**WORK REQUIRED**
Copy each line below that includes "screenshot".

**THE INPUT**
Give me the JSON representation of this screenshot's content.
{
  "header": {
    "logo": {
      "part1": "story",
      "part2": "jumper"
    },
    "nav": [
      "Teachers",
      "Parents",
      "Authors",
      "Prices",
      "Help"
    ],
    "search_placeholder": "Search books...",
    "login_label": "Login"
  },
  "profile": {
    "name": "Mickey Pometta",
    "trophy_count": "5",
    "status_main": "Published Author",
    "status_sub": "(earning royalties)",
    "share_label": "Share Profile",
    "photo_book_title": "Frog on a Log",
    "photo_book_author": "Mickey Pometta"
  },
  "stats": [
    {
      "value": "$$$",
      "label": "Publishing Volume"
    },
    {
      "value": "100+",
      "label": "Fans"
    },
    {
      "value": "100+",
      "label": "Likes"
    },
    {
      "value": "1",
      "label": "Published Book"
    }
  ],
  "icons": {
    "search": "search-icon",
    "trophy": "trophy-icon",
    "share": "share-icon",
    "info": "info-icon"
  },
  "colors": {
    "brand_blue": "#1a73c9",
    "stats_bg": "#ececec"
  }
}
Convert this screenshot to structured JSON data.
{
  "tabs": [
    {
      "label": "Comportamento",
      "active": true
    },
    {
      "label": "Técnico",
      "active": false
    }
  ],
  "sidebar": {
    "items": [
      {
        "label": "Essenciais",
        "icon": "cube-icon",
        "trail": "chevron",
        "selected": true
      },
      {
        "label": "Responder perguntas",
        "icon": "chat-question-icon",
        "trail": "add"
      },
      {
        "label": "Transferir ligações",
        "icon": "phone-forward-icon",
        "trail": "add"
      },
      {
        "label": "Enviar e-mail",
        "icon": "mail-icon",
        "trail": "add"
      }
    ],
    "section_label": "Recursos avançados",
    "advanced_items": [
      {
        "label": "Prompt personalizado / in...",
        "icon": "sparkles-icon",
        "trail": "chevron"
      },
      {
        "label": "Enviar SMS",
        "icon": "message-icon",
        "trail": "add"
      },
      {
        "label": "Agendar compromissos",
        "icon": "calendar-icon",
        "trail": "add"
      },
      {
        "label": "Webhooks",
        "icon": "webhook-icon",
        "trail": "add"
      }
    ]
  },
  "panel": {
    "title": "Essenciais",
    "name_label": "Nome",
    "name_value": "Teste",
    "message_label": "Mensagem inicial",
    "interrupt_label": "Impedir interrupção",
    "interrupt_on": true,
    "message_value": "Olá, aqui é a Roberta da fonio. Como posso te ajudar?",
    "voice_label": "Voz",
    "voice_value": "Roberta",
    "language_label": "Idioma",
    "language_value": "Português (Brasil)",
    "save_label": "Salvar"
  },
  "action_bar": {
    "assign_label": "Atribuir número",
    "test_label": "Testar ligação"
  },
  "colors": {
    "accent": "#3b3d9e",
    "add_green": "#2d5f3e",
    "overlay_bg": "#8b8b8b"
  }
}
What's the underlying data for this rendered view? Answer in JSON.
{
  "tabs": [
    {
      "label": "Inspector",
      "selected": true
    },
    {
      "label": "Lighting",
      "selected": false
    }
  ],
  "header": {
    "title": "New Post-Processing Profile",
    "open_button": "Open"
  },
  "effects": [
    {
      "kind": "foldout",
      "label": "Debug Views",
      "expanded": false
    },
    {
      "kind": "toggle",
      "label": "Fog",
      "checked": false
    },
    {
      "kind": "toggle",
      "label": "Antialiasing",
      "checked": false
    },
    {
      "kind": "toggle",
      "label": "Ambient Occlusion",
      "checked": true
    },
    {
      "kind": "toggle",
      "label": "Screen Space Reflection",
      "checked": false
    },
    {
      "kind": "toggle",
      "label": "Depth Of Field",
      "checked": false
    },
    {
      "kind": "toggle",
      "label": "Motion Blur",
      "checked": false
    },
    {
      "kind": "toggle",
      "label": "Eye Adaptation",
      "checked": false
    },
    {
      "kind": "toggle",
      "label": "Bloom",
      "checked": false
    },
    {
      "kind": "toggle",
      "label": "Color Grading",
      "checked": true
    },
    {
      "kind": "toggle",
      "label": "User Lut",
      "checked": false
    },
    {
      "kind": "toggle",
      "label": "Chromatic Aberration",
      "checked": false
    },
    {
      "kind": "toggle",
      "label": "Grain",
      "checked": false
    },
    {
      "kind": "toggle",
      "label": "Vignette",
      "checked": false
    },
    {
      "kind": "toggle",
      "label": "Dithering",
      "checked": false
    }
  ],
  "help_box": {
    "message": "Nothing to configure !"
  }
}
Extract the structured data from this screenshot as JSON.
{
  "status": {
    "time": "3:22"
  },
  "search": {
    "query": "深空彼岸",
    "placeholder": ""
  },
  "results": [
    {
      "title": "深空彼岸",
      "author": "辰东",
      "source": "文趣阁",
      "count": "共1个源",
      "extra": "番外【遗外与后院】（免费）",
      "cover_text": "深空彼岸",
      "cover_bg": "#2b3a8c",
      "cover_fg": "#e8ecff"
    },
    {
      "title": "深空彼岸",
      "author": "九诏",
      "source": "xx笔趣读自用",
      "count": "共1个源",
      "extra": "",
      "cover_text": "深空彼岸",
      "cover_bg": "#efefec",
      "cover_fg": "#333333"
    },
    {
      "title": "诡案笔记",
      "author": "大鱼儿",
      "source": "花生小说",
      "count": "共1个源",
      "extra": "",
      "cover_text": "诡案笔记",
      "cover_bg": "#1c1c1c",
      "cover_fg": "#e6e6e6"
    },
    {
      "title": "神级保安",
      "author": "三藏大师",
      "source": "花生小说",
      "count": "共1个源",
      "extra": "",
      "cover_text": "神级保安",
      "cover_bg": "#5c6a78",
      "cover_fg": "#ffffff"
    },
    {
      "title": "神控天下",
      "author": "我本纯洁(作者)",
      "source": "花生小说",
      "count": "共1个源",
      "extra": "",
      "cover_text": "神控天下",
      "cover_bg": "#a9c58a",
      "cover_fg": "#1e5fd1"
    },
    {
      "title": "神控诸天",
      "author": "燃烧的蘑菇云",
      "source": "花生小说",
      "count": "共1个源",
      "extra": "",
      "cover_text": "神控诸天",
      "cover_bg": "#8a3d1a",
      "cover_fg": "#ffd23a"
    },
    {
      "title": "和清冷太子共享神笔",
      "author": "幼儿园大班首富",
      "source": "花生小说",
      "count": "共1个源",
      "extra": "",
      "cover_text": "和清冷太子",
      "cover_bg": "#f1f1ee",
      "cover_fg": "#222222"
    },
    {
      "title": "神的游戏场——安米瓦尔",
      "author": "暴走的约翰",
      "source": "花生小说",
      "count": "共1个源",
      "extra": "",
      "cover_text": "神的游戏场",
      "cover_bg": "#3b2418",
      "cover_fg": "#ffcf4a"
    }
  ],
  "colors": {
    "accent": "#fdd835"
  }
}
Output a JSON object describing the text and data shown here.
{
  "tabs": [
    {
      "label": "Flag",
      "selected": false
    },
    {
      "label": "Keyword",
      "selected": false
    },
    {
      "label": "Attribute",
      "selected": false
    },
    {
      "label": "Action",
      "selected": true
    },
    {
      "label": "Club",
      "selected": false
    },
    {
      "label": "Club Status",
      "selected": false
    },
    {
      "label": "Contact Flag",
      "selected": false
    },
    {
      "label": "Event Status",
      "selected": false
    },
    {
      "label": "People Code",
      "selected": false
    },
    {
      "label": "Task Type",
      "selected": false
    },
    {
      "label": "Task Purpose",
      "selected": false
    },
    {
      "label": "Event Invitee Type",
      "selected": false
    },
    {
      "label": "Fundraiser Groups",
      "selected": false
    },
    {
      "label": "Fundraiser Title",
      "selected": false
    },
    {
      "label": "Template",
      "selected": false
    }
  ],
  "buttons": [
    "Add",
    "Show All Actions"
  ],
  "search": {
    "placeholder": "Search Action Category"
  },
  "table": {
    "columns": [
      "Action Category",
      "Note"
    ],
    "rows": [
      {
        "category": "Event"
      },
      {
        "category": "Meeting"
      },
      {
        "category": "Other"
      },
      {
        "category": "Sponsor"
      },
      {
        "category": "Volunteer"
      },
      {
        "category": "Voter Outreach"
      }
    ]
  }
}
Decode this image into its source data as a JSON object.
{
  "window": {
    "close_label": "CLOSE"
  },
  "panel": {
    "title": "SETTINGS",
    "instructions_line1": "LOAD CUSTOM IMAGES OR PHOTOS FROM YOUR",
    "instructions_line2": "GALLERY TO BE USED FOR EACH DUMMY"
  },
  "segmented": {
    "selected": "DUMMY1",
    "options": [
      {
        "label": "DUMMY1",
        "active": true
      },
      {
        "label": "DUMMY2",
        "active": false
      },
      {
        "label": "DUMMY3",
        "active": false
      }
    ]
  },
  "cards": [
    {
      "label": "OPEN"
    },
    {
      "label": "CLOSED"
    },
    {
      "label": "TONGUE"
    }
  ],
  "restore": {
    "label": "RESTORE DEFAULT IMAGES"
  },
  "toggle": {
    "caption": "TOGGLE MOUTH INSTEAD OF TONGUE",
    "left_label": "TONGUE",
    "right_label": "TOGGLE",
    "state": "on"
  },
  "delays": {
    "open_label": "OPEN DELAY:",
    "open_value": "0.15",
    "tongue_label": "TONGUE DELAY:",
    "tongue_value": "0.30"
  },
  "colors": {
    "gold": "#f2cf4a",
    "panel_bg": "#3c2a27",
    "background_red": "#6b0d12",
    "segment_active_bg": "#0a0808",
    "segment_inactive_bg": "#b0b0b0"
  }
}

**FINISHED EXERCISE**
Give me the JSON representation of this screenshot's content.
Convert this screenshot to structured JSON data.
Extract the structured data from this screenshot as JSON.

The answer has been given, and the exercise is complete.